* GOAL:
Present the data once more in exactly its original form.

* STORED DATA:

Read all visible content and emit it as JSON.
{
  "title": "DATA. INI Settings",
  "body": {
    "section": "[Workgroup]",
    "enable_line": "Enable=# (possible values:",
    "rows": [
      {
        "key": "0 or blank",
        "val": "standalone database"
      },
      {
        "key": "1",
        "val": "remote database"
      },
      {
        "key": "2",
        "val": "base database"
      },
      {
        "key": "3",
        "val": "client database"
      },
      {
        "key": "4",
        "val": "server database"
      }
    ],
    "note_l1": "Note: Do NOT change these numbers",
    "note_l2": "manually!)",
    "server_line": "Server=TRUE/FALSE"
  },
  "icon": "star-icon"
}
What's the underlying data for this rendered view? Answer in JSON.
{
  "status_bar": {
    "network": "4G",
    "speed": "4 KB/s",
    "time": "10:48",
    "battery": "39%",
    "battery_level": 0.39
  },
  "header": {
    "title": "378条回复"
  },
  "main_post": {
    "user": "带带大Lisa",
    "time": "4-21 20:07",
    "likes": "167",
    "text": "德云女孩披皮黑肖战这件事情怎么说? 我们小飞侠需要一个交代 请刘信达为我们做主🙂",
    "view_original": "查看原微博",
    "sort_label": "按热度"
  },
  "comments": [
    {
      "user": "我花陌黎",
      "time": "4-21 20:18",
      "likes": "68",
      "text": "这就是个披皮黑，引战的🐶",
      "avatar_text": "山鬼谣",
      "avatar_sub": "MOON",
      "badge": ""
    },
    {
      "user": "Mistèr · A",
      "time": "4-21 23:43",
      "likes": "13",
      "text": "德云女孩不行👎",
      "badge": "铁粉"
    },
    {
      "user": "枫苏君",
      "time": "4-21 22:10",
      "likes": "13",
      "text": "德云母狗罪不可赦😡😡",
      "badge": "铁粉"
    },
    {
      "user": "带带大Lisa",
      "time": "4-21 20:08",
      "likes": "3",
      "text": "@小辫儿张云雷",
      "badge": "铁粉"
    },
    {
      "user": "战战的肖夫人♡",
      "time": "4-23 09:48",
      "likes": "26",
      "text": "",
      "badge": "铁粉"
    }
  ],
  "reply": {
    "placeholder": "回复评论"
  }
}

* THE OUTPUT:
Read all visible content and emit it as JSON.
{
  "title": "DATA. INI Settings",
  "body": {
    "section": "[Workgroup]",
    "enable_line": "Enable=# (possible values:",
    "rows": [
      {
        "key": "0 or blank",
        "val": "standalone database"
      },
      {
        "key": "1",
        "val": "remote database"
      },
      {
        "key": "2",
        "val": "base database"
      },
      {
        "key": "3",
        "val": "client database"
      },
      {
        "key": "4",
        "val": "server database"
      }
    ],
    "note_l1": "Note: Do NOT change these numbers",
    "note_l2": "manually!)",
    "server_line": "Server=TRUE/FALSE"
  },
  "icon": "star-icon"
}
What's the underlying data for this rendered view? Answer in JSON.
{
  "status_bar": {
    "network": "4G",
    "speed": "4 KB/s",
    "time": "10:48",
    "battery": "39%",
    "battery_level": 0.39
  },
  "header": {
    "title": "378条回复"
  },
  "main_post": {
    "user": "带带大Lisa",
    "time": "4-21 20:07",
    "likes": "167",
    "text": "德云女孩披皮黑肖战这件事情怎么说? 我们小飞侠需要一个交代 请刘信达为我们做主🙂",
    "view_original": "查看原微博",
    "sort_label": "按热度"
  },
  "comments": [
    {
      "user": "我花陌黎",
      "time": "4-21 20:18",
      "likes": "68",
      "text": "这就是个披皮黑，引战的🐶",
      "avatar_text": "山鬼谣",
      "avatar_sub": "MOON",
      "badge": ""
    },
    {
      "user": "Mistèr · A",
      "time": "4-21 23:43",
      "likes": "13",
      "text": "德云女孩不行👎",
      "badge": "铁粉"
    },
    {
      "user": "枫苏君",
      "time": "4-21 22:10",
      "likes": "13",
      "text": "德云母狗罪不可赦😡😡",
      "badge": "铁粉"
    },
    {
      "user": "带带大Lisa",
      "time": "4-21 20:08",
      "likes": "3",
      "text": "@小辫儿张云雷",
      "badge": "铁粉"
    },
    {
      "user": "战战的肖夫人♡",
      "time": "4-23 09:48",
      "likes": "26",
      "text": "",
      "badge": "铁粉"
    }
  ],
  "reply": {
    "placeholder": "回复评论"
  }
}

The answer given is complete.